> **Stored records**
★ ★ ★

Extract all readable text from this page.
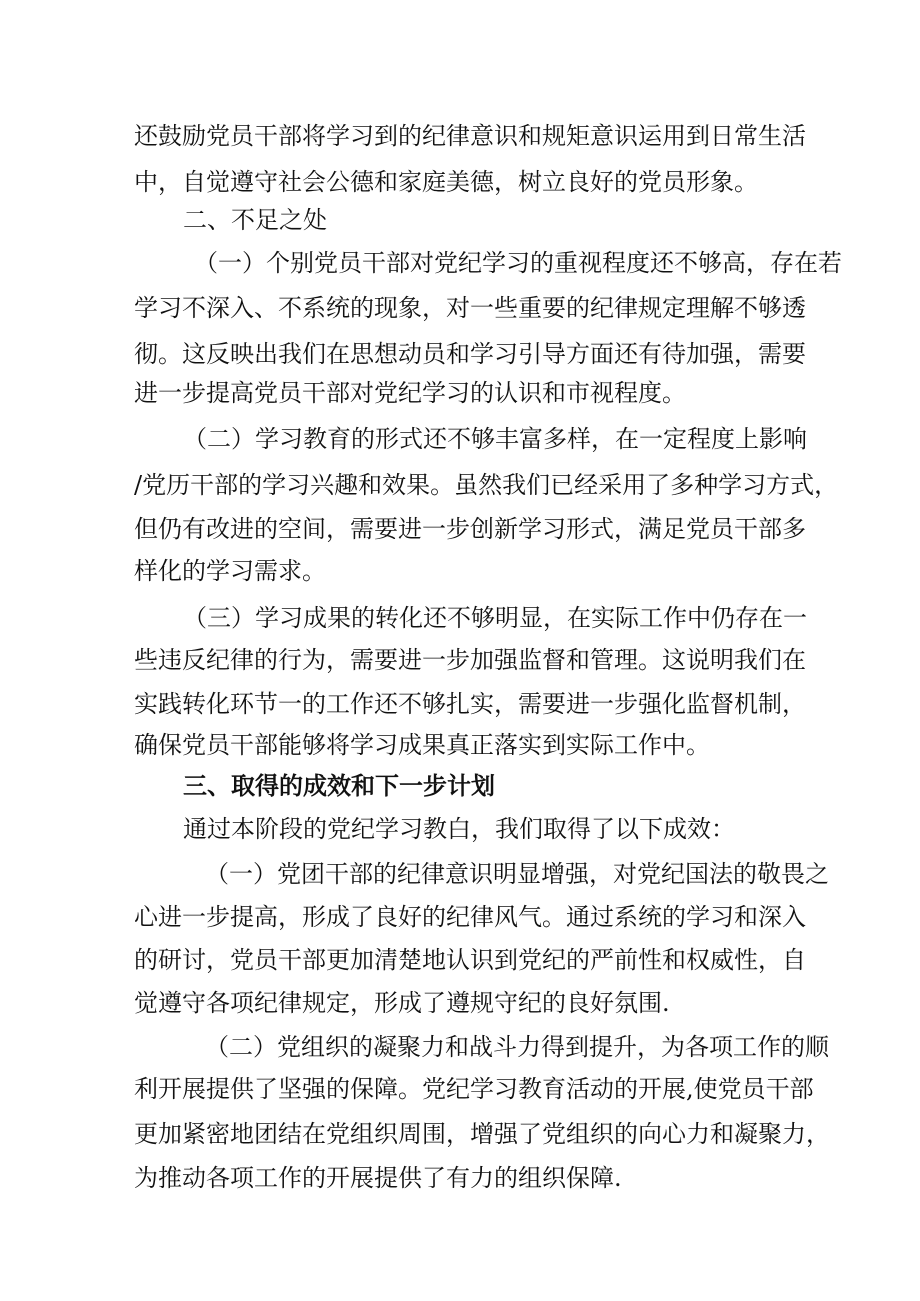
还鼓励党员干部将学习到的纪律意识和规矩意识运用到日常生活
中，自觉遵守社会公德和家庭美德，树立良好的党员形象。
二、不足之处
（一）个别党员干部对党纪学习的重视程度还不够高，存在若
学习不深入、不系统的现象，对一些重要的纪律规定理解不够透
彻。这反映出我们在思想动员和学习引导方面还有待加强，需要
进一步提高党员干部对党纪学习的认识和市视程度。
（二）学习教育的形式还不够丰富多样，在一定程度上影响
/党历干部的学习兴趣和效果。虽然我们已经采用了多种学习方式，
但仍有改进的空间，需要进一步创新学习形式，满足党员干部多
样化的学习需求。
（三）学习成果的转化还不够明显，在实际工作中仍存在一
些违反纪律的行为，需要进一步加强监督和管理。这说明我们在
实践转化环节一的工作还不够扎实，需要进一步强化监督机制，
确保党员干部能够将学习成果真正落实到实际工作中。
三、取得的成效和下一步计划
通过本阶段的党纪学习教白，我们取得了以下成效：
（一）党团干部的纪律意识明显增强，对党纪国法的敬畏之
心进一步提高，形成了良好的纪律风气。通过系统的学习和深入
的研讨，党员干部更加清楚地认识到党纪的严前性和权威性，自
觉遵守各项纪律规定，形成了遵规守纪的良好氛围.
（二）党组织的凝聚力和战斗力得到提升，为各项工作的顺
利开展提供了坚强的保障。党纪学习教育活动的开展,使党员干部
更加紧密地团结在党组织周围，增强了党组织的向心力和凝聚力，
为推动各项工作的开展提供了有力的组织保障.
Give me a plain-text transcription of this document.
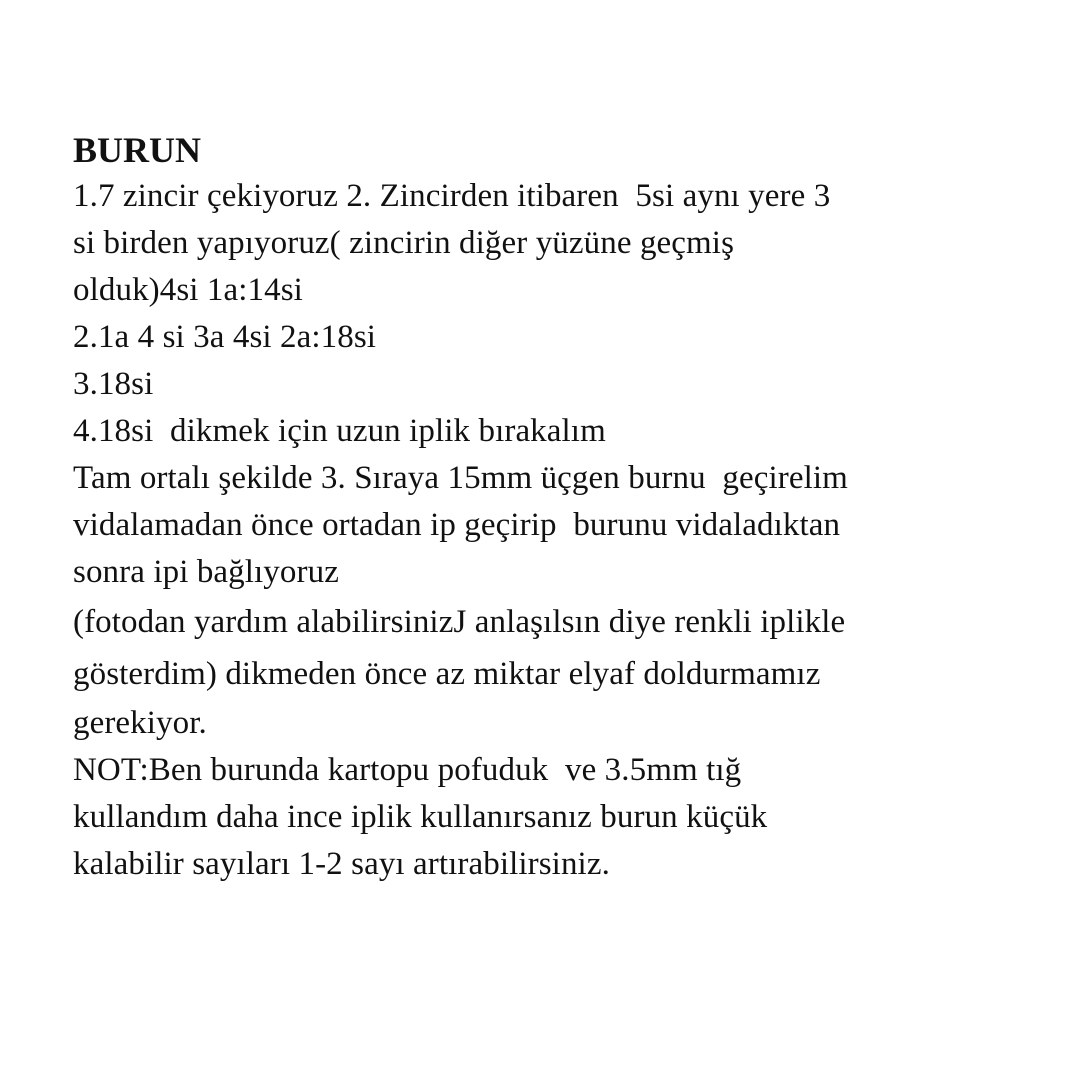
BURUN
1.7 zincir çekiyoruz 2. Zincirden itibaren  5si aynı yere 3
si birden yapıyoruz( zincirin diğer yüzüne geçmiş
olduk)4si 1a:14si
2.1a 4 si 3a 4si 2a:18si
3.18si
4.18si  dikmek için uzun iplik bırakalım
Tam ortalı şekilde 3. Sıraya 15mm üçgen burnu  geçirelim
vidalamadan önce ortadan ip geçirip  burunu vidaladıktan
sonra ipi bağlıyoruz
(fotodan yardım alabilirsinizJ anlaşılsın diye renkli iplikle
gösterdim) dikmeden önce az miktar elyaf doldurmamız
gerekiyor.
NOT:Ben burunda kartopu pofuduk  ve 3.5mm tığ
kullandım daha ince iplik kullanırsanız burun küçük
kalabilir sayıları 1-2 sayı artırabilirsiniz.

★ ★ ★

> **BRIEF**
From the material above, gather all lines that include the string "önce" and copy them.

> **TASK RESULT**
vidalamadan önce ortadan ip geçirip  burunu vidaladıktan
gösterdim) dikmeden önce az miktar elyaf doldurmamız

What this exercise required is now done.